VORLIEGENDER TEXT:
Es gibt keine agile Lösungen – Wir, die Art und Weise, wie wir Probleme bearbeiten, sind agil
Vielleicht ist diese Aussage nicht ganz richtig, aber sie trifft den Kern dessen, was ich im Erstkontakt den Teilnehmer:innen mit der agilen Welt vermitteln möchte. Wir brauchen eine pro-agile Denkhaltung, wir brauchen pro-agile Strukturen, dann klappt es auch mit den Tools. Möglichst früh, fast noch im Seminarstart, nutze ich einfache Spiele, um herauszuarbeiten, was agil ist: z.B. der Strohhalmturm (so alt, so gut!) passt da wirklich gut. Anschließen muss sich unbedingt eine Auswertung mit Blick auf Ablauf, Methoden, Kommunikation, Strukturen, Methoden, usw. (Später kann man das gut als Retrospektive weiterbearbeiten). Ich bin doch immer wieder überrascht wie viele Aha-Effekte dabei sind.
Und als Trainerin verstehe ich mich selbst als Vorbild. Ich versuche eine agile Seminarwelt zu schaffen, die sich nicht nur an den Teilnehmer:innen orientiert, sondern die agilen Werte lebendig werden lässt, jede:n Teilnehmer:in aktiviert, das Lernen, Machen und Gestalten fördert wie fordert. Das gelingt immer besser.

AUFGABEN BEARBEITEN:
a) Gib aus dem Text über agiles Arbeiten den Abschnitt wortgetreu aus, der mit den Worten "Es gibt keine" beginnt und mit "Aha-Effekte dabei sind." endet.
b) Welches Spiel wird im Text über agiles Arbeiten als gut passend für den Seminarstart genannt?
c) Schreibe den Text über agiles Arbeiten im Anschluss an seinen letzten Satz weiter.

Daten zur Vorhersage von Begrenzungsrahmen:
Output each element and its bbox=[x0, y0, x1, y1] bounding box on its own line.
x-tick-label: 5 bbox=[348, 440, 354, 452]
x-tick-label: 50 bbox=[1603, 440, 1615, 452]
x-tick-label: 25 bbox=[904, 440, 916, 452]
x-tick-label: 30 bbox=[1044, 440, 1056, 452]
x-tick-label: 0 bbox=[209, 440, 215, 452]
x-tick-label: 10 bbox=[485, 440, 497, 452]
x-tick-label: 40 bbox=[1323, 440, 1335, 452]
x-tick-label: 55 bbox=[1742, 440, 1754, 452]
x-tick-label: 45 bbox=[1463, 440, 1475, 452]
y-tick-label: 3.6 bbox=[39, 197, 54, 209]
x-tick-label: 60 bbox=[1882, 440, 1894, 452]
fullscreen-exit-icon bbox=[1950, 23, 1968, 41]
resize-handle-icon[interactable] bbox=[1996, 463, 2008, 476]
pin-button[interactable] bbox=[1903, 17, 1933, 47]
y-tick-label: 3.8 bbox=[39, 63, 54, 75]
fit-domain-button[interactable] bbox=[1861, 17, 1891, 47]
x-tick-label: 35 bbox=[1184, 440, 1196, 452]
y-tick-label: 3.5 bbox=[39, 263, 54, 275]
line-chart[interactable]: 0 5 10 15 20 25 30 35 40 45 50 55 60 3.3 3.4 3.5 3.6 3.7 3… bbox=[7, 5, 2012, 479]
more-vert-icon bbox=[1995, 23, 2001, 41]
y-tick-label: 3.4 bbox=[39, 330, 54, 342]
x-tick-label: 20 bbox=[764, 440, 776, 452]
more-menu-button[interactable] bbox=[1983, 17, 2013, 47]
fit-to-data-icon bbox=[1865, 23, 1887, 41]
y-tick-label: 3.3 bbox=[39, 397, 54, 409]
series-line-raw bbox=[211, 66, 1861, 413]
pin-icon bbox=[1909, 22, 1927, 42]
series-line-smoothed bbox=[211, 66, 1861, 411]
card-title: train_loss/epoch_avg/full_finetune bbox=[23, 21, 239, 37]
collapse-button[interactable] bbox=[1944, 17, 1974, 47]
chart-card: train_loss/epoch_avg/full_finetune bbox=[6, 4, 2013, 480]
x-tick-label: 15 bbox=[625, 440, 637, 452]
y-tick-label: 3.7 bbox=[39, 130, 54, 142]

ANTWORTEN NACHEINANDER:
a)
Es gibt keine agile Lösungen – Wir, die Art und Weise, wie wir Probleme bearbeiten, sind agil
Vielleicht ist diese Aussage nicht ganz richtig, aber sie trifft den Kern dessen, was ich im Erstkontakt den Teilnehmer:innen mit der agilen Welt vermitteln möchte. Wir brauchen eine pro-agile Denkhaltung, wir brauchen pro-agile Strukturen, dann klappt es auch mit den Tools. Möglichst früh, fast noch im Seminarstart, nutze ich einfache Spiele, um herauszuarbeiten, was agil ist: z.B. der Strohhalmturm (so alt, so gut!) passt da wirklich gut. Anschließen muss sich unbedingt eine Auswertung mit Blick auf Ablauf, Methoden, Kommunikation, Strukturen, Methoden, usw. (Später kann man das gut als Retrospektive weiterbearbeiten). Ich bin doch immer wieder überrascht wie viele Aha-Effekte dabei sind.

b) Der Strohhalmturm.

c)
Alter Wein in neuen Schläuchen
„Das ist doch alter Wein in neuen Schläuchen“, – diese Aussage kommt gerade gegen Seminarende von einzelnen Teilnehmer:innen. Ich könnte es als Killerphrase abtun, das wäre aber ungerecht. Ich frage mich durchaus selbst, warum bekannte Weine der Vergangenheit namens Teamarbeit, Selbstorganisation, Delegation, Freiräume, Moderation, Empowerment usw. offenbar so ungern verköstigt worden sind. Ich weiß aber auch, dass Veränderungen, die Bestehendes in Frage stellen, Zeit für den Eingang brauchen. Und wir bewegen uns im Verwaltungskontext: Das Beharrungs-vermögen bei Veränderungen ist beinah legendär. Digitalisierung, das Nachrücken einer zahlenmäßig starken und selbstbewussten jungen Generation und aktuell die Corona-Pandemie sind einflussstarke Ereignisse, die erweiterte, flexiblere – eben agile – Herangehensweisen benötigen. Ich würde sagen: „Der Wein ist gereift!“
… wie kann ich das umsetzen?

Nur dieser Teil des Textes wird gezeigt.